**Instructions for the task**
Reproduce the material exactly, omitting nothing.

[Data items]
______
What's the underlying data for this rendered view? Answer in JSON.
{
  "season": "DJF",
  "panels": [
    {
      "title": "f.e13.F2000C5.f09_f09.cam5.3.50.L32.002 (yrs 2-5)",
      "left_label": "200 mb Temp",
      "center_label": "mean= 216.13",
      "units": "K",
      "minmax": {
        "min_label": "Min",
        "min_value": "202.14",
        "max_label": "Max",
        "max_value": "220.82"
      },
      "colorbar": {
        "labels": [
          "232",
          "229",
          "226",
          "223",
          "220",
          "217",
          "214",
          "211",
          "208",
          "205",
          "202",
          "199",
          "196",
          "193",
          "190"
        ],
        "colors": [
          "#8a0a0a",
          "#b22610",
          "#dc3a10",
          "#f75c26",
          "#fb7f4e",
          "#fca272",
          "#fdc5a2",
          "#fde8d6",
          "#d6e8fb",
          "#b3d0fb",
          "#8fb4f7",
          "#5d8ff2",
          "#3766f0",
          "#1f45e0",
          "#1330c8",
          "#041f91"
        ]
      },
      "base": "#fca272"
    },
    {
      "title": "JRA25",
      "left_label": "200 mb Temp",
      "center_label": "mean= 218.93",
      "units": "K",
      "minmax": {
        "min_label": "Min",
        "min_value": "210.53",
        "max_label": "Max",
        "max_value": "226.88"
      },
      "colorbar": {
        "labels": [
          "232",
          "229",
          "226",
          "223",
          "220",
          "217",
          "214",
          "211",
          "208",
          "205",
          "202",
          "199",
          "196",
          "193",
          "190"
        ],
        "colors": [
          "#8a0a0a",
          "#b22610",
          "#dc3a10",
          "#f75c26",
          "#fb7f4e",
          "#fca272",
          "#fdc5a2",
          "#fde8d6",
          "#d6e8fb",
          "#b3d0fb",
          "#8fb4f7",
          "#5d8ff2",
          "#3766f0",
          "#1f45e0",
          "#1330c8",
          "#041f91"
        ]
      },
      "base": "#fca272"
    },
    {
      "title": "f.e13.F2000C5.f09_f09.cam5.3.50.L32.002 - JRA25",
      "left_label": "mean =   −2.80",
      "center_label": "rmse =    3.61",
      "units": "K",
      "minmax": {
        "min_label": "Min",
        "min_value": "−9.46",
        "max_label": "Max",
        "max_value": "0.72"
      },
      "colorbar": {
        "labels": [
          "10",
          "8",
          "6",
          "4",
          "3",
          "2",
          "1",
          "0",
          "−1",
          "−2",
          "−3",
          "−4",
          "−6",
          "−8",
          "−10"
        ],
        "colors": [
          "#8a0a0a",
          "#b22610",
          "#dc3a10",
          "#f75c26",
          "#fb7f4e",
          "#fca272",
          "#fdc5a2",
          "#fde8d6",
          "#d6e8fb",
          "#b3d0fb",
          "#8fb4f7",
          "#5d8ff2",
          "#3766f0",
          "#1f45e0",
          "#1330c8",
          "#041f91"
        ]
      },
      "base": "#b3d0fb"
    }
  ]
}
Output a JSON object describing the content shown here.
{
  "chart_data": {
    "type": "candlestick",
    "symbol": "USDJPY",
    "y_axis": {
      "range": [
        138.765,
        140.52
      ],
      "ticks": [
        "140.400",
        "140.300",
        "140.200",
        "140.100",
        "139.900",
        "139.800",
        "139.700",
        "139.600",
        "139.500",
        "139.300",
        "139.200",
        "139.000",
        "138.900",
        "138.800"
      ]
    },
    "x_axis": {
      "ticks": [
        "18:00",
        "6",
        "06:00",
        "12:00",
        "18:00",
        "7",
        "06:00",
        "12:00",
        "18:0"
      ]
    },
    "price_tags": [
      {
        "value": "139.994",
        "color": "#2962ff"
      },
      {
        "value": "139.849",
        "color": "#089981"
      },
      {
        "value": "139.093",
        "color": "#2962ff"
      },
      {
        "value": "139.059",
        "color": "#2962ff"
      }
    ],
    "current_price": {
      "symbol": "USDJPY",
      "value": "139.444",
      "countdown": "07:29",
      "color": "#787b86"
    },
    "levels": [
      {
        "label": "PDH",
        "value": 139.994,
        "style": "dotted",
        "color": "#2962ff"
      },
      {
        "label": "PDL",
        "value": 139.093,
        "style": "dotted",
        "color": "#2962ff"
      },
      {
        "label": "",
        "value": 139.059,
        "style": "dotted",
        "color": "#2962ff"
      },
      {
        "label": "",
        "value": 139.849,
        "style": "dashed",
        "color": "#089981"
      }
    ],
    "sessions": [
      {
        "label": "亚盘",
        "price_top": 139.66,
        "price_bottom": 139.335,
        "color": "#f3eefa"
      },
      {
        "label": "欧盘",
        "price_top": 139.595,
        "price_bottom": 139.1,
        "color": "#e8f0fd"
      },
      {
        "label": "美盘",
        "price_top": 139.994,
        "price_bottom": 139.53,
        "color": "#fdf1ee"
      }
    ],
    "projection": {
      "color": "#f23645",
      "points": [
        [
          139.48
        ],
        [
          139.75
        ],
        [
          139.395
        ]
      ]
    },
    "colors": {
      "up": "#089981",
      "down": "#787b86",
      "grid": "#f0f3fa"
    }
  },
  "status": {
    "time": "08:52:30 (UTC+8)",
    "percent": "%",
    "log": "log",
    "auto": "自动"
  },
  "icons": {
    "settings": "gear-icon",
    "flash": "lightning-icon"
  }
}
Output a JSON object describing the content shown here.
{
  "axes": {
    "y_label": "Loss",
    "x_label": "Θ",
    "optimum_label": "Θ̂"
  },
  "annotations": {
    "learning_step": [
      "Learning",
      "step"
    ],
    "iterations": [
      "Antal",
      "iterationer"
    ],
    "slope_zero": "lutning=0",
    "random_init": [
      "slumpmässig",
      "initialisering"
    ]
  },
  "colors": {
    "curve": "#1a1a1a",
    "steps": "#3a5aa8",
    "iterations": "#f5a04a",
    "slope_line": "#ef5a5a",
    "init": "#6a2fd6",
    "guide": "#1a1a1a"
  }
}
______
**Written solution**
What's the underlying data for this rendered view? Answer in JSON.
{
  "season": "DJF",
  "panels": [
    {
      "title": "f.e13.F2000C5.f09_f09.cam5.3.50.L32.002 (yrs 2-5)",
      "left_label": "200 mb Temp",
      "center_label": "mean= 216.13",
      "units": "K",
      "minmax": {
        "min_label": "Min",
        "min_value": "202.14",
        "max_label": "Max",
        "max_value": "220.82"
      },
      "colorbar": {
        "labels": [
          "232",
          "229",
          "226",
          "223",
          "220",
          "217",
          "214",
          "211",
          "208",
          "205",
          "202",
          "199",
          "196",
          "193",
          "190"
        ],
        "colors": [
          "#8a0a0a",
          "#b22610",
          "#dc3a10",
          "#f75c26",
          "#fb7f4e",
          "#fca272",
          "#fdc5a2",
          "#fde8d6",
          "#d6e8fb",
          "#b3d0fb",
          "#8fb4f7",
          "#5d8ff2",
          "#3766f0",
          "#1f45e0",
          "#1330c8",
          "#041f91"
        ]
      },
      "base": "#fca272"
    },
    {
      "title": "JRA25",
      "left_label": "200 mb Temp",
      "center_label": "mean= 218.93",
      "units": "K",
      "minmax": {
        "min_label": "Min",
        "min_value": "210.53",
        "max_label": "Max",
        "max_value": "226.88"
      },
      "colorbar": {
        "labels": [
          "232",
          "229",
          "226",
          "223",
          "220",
          "217",
          "214",
          "211",
          "208",
          "205",
          "202",
          "199",
          "196",
          "193",
          "190"
        ],
        "colors": [
          "#8a0a0a",
          "#b22610",
          "#dc3a10",
          "#f75c26",
          "#fb7f4e",
          "#fca272",
          "#fdc5a2",
          "#fde8d6",
          "#d6e8fb",
          "#b3d0fb",
          "#8fb4f7",
          "#5d8ff2",
          "#3766f0",
          "#1f45e0",
          "#1330c8",
          "#041f91"
        ]
      },
      "base": "#fca272"
    },
    {
      "title": "f.e13.F2000C5.f09_f09.cam5.3.50.L32.002 - JRA25",
      "left_label": "mean =   −2.80",
      "center_label": "rmse =    3.61",
      "units": "K",
      "minmax": {
        "min_label": "Min",
        "min_value": "−9.46",
        "max_label": "Max",
        "max_value": "0.72"
      },
      "colorbar": {
        "labels": [
          "10",
          "8",
          "6",
          "4",
          "3",
          "2",
          "1",
          "0",
          "−1",
          "−2",
          "−3",
          "−4",
          "−6",
          "−8",
          "−10"
        ],
        "colors": [
          "#8a0a0a",
          "#b22610",
          "#dc3a10",
          "#f75c26",
          "#fb7f4e",
          "#fca272",
          "#fdc5a2",
          "#fde8d6",
          "#d6e8fb",
          "#b3d0fb",
          "#8fb4f7",
          "#5d8ff2",
          "#3766f0",
          "#1f45e0",
          "#1330c8",
          "#041f91"
        ]
      },
      "base": "#b3d0fb"
    }
  ]
}
Output a JSON object describing the content shown here.
{
  "chart_data": {
    "type": "candlestick",
    "symbol": "USDJPY",
    "y_axis": {
      "range": [
        138.765,
        140.52
      ],
      "ticks": [
        "140.400",
        "140.300",
        "140.200",
        "140.100",
        "139.900",
        "139.800",
        "139.700",
        "139.600",
        "139.500",
        "139.300",
        "139.200",
        "139.000",
        "138.900",
        "138.800"
      ]
    },
    "x_axis": {
      "ticks": [
        "18:00",
        "6",
        "06:00",
        "12:00",
        "18:00",
        "7",
        "06:00",
        "12:00",
        "18:0"
      ]
    },
    "price_tags": [
      {
        "value": "139.994",
        "color": "#2962ff"
      },
      {
        "value": "139.849",
        "color": "#089981"
      },
      {
        "value": "139.093",
        "color": "#2962ff"
      },
      {
        "value": "139.059",
        "color": "#2962ff"
      }
    ],
    "current_price": {
      "symbol": "USDJPY",
      "value": "139.444",
      "countdown": "07:29",
      "color": "#787b86"
    },
    "levels": [
      {
        "label": "PDH",
        "value": 139.994,
        "style": "dotted",
        "color": "#2962ff"
      },
      {
        "label": "PDL",
        "value": 139.093,
        "style": "dotted",
        "color": "#2962ff"
      },
      {
        "label": "",
        "value": 139.059,
        "style": "dotted",
        "color": "#2962ff"
      },
      {
        "label": "",
        "value": 139.849,
        "style": "dashed",
        "color": "#089981"
      }
    ],
    "sessions": [
      {
        "label": "亚盘",
        "price_top": 139.66,
        "price_bottom": 139.335,
        "color": "#f3eefa"
      },
      {
        "label": "欧盘",
        "price_top": 139.595,
        "price_bottom": 139.1,
        "color": "#e8f0fd"
      },
      {
        "label": "美盘",
        "price_top": 139.994,
        "price_bottom": 139.53,
        "color": "#fdf1ee"
      }
    ],
    "projection": {
      "color": "#f23645",
      "points": [
        [
          139.48
        ],
        [
          139.75
        ],
        [
          139.395
        ]
      ]
    },
    "colors": {
      "up": "#089981",
      "down": "#787b86",
      "grid": "#f0f3fa"
    }
  },
  "status": {
    "time": "08:52:30 (UTC+8)",
    "percent": "%",
    "log": "log",
    "auto": "自动"
  },
  "icons": {
    "settings": "gear-icon",
    "flash": "lightning-icon"
  }
}
Output a JSON object describing the content shown here.
{
  "axes": {
    "y_label": "Loss",
    "x_label": "Θ",
    "optimum_label": "Θ̂"
  },
  "annotations": {
    "learning_step": [
      "Learning",
      "step"
    ],
    "iterations": [
      "Antal",
      "iterationer"
    ],
    "slope_zero": "lutning=0",
    "random_init": [
      "slumpmässig",
      "initialisering"
    ]
  },
  "colors": {
    "curve": "#1a1a1a",
    "steps": "#3a5aa8",
    "iterations": "#f5a04a",
    "slope_line": "#ef5a5a",
    "init": "#6a2fd6",
    "guide": "#1a1a1a"
  }
}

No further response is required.